> _Written instruction_
Extract the entries in their exact form.

> _Input_
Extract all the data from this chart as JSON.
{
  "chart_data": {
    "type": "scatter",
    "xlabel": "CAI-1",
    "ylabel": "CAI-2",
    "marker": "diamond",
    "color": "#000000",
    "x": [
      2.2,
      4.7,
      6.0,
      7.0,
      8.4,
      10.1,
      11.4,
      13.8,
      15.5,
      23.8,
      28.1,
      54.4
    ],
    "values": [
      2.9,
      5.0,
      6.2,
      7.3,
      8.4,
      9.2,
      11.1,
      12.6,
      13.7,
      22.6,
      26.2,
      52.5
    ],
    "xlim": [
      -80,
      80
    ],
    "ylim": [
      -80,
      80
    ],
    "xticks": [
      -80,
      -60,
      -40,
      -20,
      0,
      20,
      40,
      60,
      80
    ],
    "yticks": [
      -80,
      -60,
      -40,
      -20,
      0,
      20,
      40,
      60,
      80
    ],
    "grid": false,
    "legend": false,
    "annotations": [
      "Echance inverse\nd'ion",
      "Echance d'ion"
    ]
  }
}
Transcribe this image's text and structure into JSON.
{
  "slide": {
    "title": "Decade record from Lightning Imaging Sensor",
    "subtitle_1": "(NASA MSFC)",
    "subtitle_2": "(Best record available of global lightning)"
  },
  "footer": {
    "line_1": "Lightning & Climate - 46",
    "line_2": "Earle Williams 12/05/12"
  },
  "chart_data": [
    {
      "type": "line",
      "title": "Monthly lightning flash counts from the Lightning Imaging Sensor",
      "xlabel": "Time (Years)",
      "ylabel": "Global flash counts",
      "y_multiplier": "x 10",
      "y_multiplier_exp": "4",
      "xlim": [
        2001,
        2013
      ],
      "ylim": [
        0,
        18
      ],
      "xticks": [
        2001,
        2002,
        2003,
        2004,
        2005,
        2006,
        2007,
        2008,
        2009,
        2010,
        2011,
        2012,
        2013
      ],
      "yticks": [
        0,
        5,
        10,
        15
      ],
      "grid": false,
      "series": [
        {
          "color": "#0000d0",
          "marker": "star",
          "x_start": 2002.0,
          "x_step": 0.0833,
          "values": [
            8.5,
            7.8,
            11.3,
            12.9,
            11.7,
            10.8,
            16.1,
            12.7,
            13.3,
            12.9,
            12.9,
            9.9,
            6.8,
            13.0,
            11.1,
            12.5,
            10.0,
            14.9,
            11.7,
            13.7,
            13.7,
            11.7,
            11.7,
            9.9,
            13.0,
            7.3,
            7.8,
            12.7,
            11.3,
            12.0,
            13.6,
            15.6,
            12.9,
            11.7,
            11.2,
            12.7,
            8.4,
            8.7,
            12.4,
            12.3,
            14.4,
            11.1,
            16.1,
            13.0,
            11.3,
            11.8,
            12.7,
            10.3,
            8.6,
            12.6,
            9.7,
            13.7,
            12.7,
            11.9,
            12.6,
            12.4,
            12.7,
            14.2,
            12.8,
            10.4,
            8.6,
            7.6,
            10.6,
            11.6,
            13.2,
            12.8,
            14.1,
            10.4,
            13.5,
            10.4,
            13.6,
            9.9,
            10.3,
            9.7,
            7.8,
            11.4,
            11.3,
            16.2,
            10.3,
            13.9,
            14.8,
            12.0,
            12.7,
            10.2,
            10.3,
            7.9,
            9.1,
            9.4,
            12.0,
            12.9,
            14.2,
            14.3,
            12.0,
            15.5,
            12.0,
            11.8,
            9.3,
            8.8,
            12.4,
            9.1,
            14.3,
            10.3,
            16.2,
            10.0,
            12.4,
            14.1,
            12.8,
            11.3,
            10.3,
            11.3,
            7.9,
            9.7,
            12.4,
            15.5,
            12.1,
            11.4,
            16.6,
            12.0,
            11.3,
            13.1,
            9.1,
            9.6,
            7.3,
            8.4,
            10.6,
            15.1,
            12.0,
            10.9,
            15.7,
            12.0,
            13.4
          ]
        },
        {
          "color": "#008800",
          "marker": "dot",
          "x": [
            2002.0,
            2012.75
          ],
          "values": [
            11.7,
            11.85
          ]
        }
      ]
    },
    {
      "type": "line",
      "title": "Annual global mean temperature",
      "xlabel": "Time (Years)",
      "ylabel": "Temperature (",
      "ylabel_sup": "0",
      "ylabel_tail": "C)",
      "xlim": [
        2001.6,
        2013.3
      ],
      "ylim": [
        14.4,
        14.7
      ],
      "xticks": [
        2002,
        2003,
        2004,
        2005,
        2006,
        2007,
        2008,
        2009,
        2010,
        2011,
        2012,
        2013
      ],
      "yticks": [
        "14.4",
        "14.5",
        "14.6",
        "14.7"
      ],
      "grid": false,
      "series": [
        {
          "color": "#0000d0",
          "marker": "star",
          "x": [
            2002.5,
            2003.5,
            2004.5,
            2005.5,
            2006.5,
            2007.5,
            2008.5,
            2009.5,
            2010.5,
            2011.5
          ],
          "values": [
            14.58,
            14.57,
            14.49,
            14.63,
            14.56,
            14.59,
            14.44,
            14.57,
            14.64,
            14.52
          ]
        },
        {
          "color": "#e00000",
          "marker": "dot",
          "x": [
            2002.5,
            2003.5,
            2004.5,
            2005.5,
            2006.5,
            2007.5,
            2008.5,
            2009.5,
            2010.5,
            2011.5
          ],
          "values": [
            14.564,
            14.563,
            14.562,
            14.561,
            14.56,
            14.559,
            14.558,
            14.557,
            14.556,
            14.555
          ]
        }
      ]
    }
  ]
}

> _Solution for this task_
Extract all the data from this chart as JSON.
{
  "chart_data": {
    "type": "scatter",
    "xlabel": "CAI-1",
    "ylabel": "CAI-2",
    "marker": "diamond",
    "color": "#000000",
    "x": [
      2.2,
      4.7,
      6.0,
      7.0,
      8.4,
      10.1,
      11.4,
      13.8,
      15.5,
      23.8,
      28.1,
      54.4
    ],
    "values": [
      2.9,
      5.0,
      6.2,
      7.3,
      8.4,
      9.2,
      11.1,
      12.6,
      13.7,
      22.6,
      26.2,
      52.5
    ],
    "xlim": [
      -80,
      80
    ],
    "ylim": [
      -80,
      80
    ],
    "xticks": [
      -80,
      -60,
      -40,
      -20,
      0,
      20,
      40,
      60,
      80
    ],
    "yticks": [
      -80,
      -60,
      -40,
      -20,
      0,
      20,
      40,
      60,
      80
    ],
    "grid": false,
    "legend": false,
    "annotations": [
      "Echance inverse\nd'ion",
      "Echance d'ion"
    ]
  }
}
Transcribe this image's text and structure into JSON.
{
  "slide": {
    "title": "Decade record from Lightning Imaging Sensor",
    "subtitle_1": "(NASA MSFC)",
    "subtitle_2": "(Best record available of global lightning)"
  },
  "footer": {
    "line_1": "Lightning & Climate - 46",
    "line_2": "Earle Williams 12/05/12"
  },
  "chart_data": [
    {
      "type": "line",
      "title": "Monthly lightning flash counts from the Lightning Imaging Sensor",
      "xlabel": "Time (Years)",
      "ylabel": "Global flash counts",
      "y_multiplier": "x 10",
      "y_multiplier_exp": "4",
      "xlim": [
        2001,
        2013
      ],
      "ylim": [
        0,
        18
      ],
      "xticks": [
        2001,
        2002,
        2003,
        2004,
        2005,
        2006,
        2007,
        2008,
        2009,
        2010,
        2011,
        2012,
        2013
      ],
      "yticks": [
        0,
        5,
        10,
        15
      ],
      "grid": false,
      "series": [
        {
          "color": "#0000d0",
          "marker": "star",
          "x_start": 2002.0,
          "x_step": 0.0833,
          "values": [
            8.5,
            7.8,
            11.3,
            12.9,
            11.7,
            10.8,
            16.1,
            12.7,
            13.3,
            12.9,
            12.9,
            9.9,
            6.8,
            13.0,
            11.1,
            12.5,
            10.0,
            14.9,
            11.7,
            13.7,
            13.7,
            11.7,
            11.7,
            9.9,
            13.0,
            7.3,
            7.8,
            12.7,
            11.3,
            12.0,
            13.6,
            15.6,
            12.9,
            11.7,
            11.2,
            12.7,
            8.4,
            8.7,
            12.4,
            12.3,
            14.4,
            11.1,
            16.1,
            13.0,
            11.3,
            11.8,
            12.7,
            10.3,
            8.6,
            12.6,
            9.7,
            13.7,
            12.7,
            11.9,
            12.6,
            12.4,
            12.7,
            14.2,
            12.8,
            10.4,
            8.6,
            7.6,
            10.6,
            11.6,
            13.2,
            12.8,
            14.1,
            10.4,
            13.5,
            10.4,
            13.6,
            9.9,
            10.3,
            9.7,
            7.8,
            11.4,
            11.3,
            16.2,
            10.3,
            13.9,
            14.8,
            12.0,
            12.7,
            10.2,
            10.3,
            7.9,
            9.1,
            9.4,
            12.0,
            12.9,
            14.2,
            14.3,
            12.0,
            15.5,
            12.0,
            11.8,
            9.3,
            8.8,
            12.4,
            9.1,
            14.3,
            10.3,
            16.2,
            10.0,
            12.4,
            14.1,
            12.8,
            11.3,
            10.3,
            11.3,
            7.9,
            9.7,
            12.4,
            15.5,
            12.1,
            11.4,
            16.6,
            12.0,
            11.3,
            13.1,
            9.1,
            9.6,
            7.3,
            8.4,
            10.6,
            15.1,
            12.0,
            10.9,
            15.7,
            12.0,
            13.4
          ]
        },
        {
          "color": "#008800",
          "marker": "dot",
          "x": [
            2002.0,
            2012.75
          ],
          "values": [
            11.7,
            11.85
          ]
        }
      ]
    },
    {
      "type": "line",
      "title": "Annual global mean temperature",
      "xlabel": "Time (Years)",
      "ylabel": "Temperature (",
      "ylabel_sup": "0",
      "ylabel_tail": "C)",
      "xlim": [
        2001.6,
        2013.3
      ],
      "ylim": [
        14.4,
        14.7
      ],
      "xticks": [
        2002,
        2003,
        2004,
        2005,
        2006,
        2007,
        2008,
        2009,
        2010,
        2011,
        2012,
        2013
      ],
      "yticks": [
        "14.4",
        "14.5",
        "14.6",
        "14.7"
      ],
      "grid": false,
      "series": [
        {
          "color": "#0000d0",
          "marker": "star",
          "x": [
            2002.5,
            2003.5,
            2004.5,
            2005.5,
            2006.5,
            2007.5,
            2008.5,
            2009.5,
            2010.5,
            2011.5
          ],
          "values": [
            14.58,
            14.57,
            14.49,
            14.63,
            14.56,
            14.59,
            14.44,
            14.57,
            14.64,
            14.52
          ]
        },
        {
          "color": "#e00000",
          "marker": "dot",
          "x": [
            2002.5,
            2003.5,
            2004.5,
            2005.5,
            2006.5,
            2007.5,
            2008.5,
            2009.5,
            2010.5,
            2011.5
          ],
          "values": [
            14.564,
            14.563,
            14.562,
            14.561,
            14.56,
            14.559,
            14.558,
            14.557,
            14.556,
            14.555
          ]
        }
      ]
    }
  ]
}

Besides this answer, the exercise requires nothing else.